**EXCERPTED DATA:**

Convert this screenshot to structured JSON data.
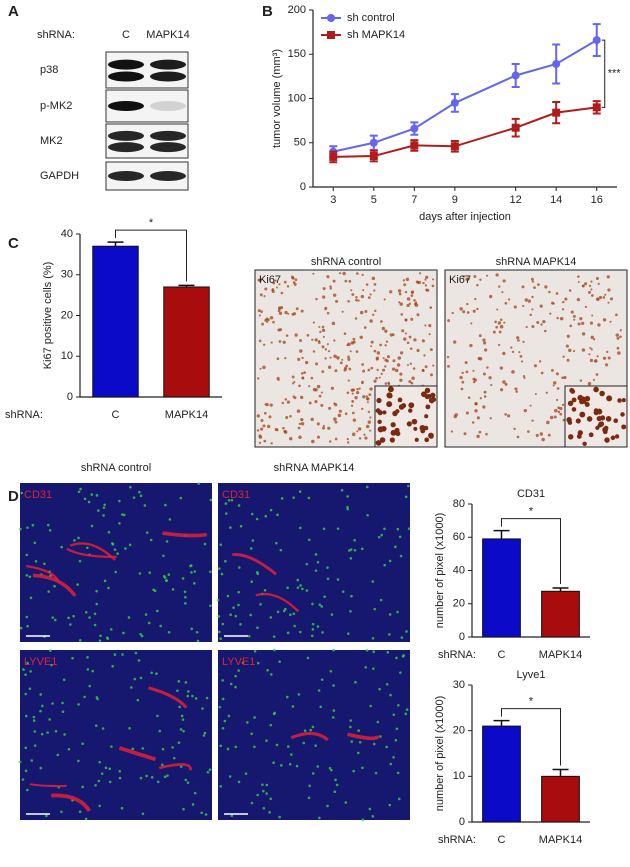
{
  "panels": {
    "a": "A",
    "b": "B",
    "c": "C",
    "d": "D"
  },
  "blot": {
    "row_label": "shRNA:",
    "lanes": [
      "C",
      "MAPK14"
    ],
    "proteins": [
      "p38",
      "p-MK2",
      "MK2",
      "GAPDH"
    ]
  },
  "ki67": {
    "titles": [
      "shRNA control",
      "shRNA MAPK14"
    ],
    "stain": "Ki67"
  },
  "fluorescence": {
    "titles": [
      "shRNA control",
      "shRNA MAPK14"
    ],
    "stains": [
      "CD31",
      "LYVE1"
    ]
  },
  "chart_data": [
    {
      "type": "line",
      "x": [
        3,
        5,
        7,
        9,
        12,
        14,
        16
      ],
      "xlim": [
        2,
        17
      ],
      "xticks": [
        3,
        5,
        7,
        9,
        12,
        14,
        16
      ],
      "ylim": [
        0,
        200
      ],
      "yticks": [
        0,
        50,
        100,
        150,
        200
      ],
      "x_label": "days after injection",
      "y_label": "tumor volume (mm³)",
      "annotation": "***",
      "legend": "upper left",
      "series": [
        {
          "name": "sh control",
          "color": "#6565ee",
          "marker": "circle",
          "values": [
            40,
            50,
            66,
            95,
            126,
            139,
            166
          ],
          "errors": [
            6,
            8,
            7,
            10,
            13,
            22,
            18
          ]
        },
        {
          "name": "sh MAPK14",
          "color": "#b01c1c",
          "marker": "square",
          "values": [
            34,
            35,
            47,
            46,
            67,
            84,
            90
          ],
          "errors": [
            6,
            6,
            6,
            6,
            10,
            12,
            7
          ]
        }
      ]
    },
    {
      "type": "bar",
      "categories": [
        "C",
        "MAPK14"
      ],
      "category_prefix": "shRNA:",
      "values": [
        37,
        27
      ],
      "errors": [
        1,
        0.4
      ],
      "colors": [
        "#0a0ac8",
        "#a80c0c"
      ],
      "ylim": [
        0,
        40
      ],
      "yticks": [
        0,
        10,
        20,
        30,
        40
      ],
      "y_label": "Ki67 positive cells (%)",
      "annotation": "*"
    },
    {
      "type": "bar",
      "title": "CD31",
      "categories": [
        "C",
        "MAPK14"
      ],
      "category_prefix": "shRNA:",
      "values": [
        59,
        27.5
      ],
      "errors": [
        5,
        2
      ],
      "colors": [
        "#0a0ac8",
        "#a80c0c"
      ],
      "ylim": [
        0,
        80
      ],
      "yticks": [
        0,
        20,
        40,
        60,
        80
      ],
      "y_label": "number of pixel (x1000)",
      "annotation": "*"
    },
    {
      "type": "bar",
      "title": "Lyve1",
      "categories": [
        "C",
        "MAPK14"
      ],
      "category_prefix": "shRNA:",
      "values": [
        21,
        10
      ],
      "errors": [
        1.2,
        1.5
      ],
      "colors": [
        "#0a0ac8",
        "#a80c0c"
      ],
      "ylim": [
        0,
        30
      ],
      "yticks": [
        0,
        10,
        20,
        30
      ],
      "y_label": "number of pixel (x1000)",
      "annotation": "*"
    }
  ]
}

--

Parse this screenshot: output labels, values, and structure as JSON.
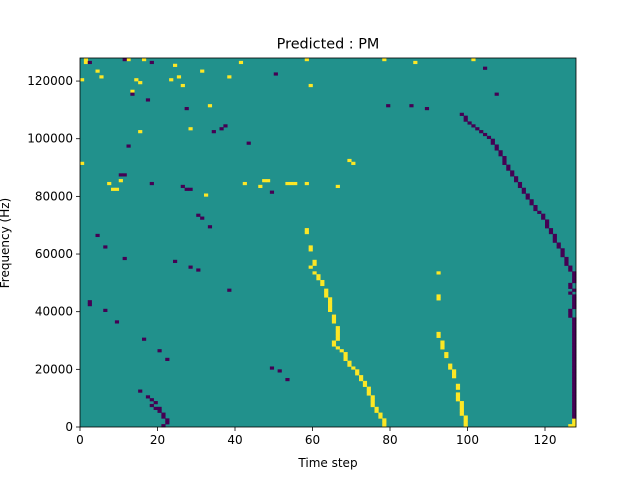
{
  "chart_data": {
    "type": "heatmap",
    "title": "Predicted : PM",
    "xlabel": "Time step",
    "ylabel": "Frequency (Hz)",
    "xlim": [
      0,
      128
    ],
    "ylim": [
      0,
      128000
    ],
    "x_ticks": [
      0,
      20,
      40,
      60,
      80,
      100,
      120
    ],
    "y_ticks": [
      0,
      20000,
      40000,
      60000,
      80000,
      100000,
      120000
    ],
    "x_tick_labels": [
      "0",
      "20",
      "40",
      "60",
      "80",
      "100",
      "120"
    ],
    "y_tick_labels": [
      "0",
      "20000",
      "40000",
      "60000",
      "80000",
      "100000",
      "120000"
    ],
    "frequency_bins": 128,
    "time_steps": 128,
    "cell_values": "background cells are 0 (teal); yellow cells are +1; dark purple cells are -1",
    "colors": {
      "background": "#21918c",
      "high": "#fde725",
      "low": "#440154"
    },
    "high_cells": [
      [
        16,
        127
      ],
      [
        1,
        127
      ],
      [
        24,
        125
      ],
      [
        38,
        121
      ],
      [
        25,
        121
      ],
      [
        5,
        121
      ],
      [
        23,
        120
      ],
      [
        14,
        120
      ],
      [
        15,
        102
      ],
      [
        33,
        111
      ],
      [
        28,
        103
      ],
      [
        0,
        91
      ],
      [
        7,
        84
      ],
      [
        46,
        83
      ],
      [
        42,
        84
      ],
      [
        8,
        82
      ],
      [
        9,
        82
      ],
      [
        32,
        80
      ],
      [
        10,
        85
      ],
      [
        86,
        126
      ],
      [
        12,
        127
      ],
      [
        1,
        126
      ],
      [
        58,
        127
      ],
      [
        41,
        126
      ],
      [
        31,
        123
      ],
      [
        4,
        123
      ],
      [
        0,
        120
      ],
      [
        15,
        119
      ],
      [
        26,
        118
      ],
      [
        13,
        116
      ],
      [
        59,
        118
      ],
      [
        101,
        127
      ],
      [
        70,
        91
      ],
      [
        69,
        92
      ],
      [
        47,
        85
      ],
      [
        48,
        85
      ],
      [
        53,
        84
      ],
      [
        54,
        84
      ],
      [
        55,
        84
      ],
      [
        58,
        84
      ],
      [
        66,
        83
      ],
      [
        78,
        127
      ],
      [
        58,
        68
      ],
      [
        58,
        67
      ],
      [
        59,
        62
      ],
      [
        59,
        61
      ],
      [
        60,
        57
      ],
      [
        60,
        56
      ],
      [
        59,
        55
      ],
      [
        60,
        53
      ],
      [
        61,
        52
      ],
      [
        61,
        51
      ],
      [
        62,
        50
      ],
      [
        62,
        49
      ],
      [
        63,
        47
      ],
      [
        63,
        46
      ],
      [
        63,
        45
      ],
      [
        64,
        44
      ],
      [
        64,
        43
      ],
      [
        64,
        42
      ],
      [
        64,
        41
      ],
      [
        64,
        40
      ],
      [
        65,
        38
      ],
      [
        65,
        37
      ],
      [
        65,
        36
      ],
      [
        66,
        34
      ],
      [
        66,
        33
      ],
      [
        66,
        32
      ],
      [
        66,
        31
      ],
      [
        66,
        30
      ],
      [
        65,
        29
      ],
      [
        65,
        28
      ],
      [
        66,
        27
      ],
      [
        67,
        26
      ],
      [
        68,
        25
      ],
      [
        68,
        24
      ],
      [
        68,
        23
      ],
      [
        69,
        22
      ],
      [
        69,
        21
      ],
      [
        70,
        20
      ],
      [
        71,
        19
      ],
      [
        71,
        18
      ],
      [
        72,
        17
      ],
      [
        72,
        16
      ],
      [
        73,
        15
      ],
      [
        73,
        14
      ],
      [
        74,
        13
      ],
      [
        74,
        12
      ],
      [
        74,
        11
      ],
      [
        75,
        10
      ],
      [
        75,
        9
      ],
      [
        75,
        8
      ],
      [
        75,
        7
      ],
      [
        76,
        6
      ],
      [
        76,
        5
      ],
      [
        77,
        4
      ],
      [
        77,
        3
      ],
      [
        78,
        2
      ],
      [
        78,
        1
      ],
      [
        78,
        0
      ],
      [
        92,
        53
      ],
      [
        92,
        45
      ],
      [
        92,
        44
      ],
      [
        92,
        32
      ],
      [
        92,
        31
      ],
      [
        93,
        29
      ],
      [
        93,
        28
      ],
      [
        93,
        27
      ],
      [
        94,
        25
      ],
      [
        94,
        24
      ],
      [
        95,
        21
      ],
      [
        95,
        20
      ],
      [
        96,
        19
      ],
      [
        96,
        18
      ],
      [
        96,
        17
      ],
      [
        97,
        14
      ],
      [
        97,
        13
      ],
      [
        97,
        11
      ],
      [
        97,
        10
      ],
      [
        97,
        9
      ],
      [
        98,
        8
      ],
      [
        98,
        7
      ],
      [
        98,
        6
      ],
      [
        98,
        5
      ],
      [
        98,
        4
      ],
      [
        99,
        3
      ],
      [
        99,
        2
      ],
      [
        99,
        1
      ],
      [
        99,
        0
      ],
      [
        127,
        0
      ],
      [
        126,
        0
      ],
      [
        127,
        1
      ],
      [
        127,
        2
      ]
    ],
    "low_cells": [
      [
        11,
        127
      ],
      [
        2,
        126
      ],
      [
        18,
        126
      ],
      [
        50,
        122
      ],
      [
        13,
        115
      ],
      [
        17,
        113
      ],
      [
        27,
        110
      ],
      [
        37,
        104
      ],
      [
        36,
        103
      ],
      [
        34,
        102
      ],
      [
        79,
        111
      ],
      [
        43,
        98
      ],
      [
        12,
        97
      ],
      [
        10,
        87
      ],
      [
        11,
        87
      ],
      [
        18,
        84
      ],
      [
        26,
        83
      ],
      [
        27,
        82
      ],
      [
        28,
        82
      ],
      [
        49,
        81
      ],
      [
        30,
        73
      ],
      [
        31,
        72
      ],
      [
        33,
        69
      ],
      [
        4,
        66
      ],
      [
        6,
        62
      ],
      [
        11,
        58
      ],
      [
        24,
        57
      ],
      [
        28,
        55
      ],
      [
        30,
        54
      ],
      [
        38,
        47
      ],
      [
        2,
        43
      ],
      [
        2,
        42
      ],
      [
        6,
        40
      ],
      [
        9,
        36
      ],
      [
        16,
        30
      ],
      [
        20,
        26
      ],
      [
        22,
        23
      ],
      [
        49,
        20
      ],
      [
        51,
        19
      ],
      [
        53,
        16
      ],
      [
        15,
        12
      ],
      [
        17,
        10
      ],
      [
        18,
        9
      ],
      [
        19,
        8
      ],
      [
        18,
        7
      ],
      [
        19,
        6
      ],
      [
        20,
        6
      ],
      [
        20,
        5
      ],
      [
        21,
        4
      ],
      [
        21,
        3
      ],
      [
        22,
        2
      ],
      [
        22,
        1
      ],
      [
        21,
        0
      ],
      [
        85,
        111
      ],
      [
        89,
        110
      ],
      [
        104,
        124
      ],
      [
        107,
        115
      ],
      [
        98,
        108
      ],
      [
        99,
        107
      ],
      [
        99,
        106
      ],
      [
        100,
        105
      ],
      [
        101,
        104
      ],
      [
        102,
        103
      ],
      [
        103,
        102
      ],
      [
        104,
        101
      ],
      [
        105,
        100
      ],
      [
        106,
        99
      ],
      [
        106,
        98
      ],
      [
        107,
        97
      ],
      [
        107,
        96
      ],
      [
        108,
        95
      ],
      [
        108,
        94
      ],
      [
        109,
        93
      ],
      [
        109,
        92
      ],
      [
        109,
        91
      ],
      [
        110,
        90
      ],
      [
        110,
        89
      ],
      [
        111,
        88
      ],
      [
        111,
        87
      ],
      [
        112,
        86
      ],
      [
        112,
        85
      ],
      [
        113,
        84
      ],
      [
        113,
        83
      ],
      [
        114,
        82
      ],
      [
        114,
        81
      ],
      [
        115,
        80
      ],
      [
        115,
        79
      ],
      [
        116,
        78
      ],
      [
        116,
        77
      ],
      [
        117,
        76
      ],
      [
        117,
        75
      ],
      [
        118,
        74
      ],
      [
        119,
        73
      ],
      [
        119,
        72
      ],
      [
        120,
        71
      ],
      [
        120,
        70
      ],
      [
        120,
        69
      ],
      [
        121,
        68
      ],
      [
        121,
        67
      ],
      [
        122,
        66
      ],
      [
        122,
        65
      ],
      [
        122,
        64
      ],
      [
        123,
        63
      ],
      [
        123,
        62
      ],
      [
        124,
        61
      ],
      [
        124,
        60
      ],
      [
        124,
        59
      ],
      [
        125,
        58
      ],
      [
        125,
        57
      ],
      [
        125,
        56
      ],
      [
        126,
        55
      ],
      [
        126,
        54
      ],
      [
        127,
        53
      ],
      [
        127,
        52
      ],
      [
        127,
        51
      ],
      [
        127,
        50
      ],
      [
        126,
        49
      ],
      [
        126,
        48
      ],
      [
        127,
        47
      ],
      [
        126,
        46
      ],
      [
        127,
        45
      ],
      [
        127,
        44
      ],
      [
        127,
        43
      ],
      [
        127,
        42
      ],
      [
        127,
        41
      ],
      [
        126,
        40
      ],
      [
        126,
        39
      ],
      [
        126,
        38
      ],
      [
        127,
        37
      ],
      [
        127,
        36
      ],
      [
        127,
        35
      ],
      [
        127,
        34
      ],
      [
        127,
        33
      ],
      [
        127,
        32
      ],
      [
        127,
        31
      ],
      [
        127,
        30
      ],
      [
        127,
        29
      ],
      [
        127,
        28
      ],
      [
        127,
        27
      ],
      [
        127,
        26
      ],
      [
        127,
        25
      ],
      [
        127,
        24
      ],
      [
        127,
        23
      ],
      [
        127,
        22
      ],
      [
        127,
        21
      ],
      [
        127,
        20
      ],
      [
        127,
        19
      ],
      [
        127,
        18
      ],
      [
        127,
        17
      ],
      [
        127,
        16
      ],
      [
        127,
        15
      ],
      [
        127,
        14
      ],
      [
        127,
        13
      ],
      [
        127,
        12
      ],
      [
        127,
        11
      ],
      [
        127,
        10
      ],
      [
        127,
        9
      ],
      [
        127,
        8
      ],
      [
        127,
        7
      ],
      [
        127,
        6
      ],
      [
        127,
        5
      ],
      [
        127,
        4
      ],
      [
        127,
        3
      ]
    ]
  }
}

**WORK ORDER:** Which lines of the entries above contain the string "background"? Copy each one.

**EXERCISE SOLUTION:**
    "cell_values": "background cells are 0 (teal); yellow cells are +1; dark purple cells are -1",
      "background": "#21918c",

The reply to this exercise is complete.